» **EXCERPTED RECORDS**

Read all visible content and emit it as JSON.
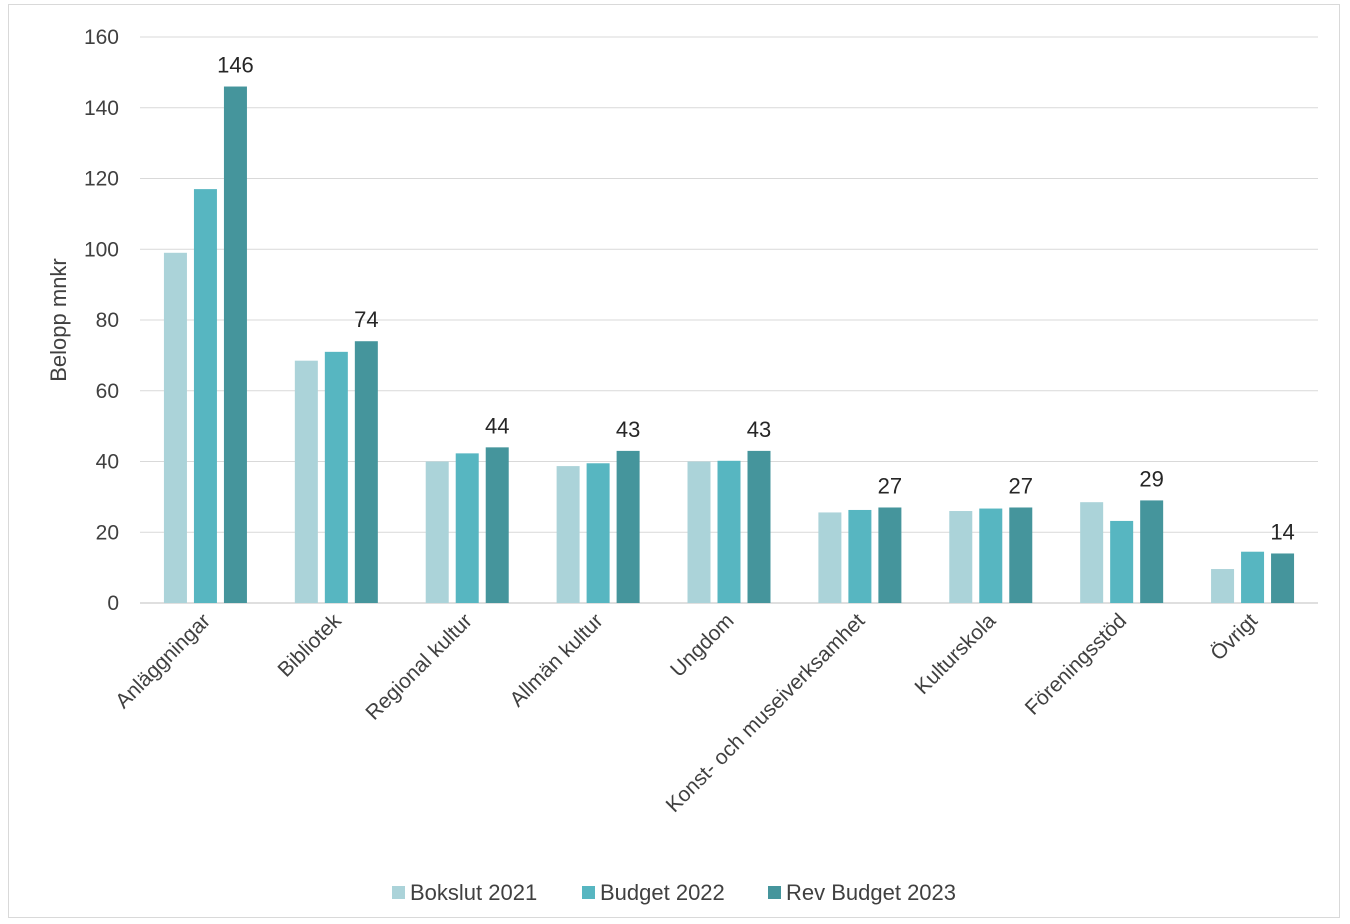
{
  "chart_data": {
    "type": "bar",
    "title": "",
    "xlabel": "",
    "ylabel": "Belopp mnkr",
    "ylim": [
      0,
      160
    ],
    "yticks": [
      0,
      20,
      40,
      60,
      80,
      100,
      120,
      140,
      160
    ],
    "grid": true,
    "legend_position": "bottom",
    "categories": [
      "Anläggningar",
      "Bibliotek",
      "Regional kultur",
      "Allmän kultur",
      "Ungdom",
      "Konst- och museiverksamhet",
      "Kulturskola",
      "Föreningsstöd",
      "Övrigt"
    ],
    "series": [
      {
        "name": "Bokslut 2021",
        "color": "#abd3d9",
        "values": [
          99,
          68.5,
          40,
          38.7,
          40,
          25.6,
          26,
          28.5,
          9.6
        ]
      },
      {
        "name": "Budget 2022",
        "color": "#57b6c1",
        "values": [
          117,
          71,
          42.3,
          39.5,
          40.2,
          26.3,
          26.7,
          23.2,
          14.5
        ]
      },
      {
        "name": "Rev Budget 2023",
        "color": "#45959c",
        "values": [
          146,
          74,
          44,
          43,
          43,
          27,
          27,
          29,
          14
        ]
      }
    ],
    "data_labels": {
      "series": "Rev Budget 2023",
      "values": [
        "146",
        "74",
        "44",
        "43",
        "43",
        "27",
        "27",
        "29",
        "14"
      ]
    }
  }
}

» **TASK**
Transcribe the records verbatim and omit the images.

» **OUTPUT BELOW**
Read all visible content and emit it as JSON.
{
  "chart_data": {
    "type": "bar",
    "title": "",
    "xlabel": "",
    "ylabel": "Belopp mnkr",
    "ylim": [
      0,
      160
    ],
    "yticks": [
      0,
      20,
      40,
      60,
      80,
      100,
      120,
      140,
      160
    ],
    "grid": true,
    "legend_position": "bottom",
    "categories": [
      "Anläggningar",
      "Bibliotek",
      "Regional kultur",
      "Allmän kultur",
      "Ungdom",
      "Konst- och museiverksamhet",
      "Kulturskola",
      "Föreningsstöd",
      "Övrigt"
    ],
    "series": [
      {
        "name": "Bokslut 2021",
        "color": "#abd3d9",
        "values": [
          99,
          68.5,
          40,
          38.7,
          40,
          25.6,
          26,
          28.5,
          9.6
        ]
      },
      {
        "name": "Budget 2022",
        "color": "#57b6c1",
        "values": [
          117,
          71,
          42.3,
          39.5,
          40.2,
          26.3,
          26.7,
          23.2,
          14.5
        ]
      },
      {
        "name": "Rev Budget 2023",
        "color": "#45959c",
        "values": [
          146,
          74,
          44,
          43,
          43,
          27,
          27,
          29,
          14
        ]
      }
    ],
    "data_labels": {
      "series": "Rev Budget 2023",
      "values": [
        "146",
        "74",
        "44",
        "43",
        "43",
        "27",
        "27",
        "29",
        "14"
      ]
    }
  }
}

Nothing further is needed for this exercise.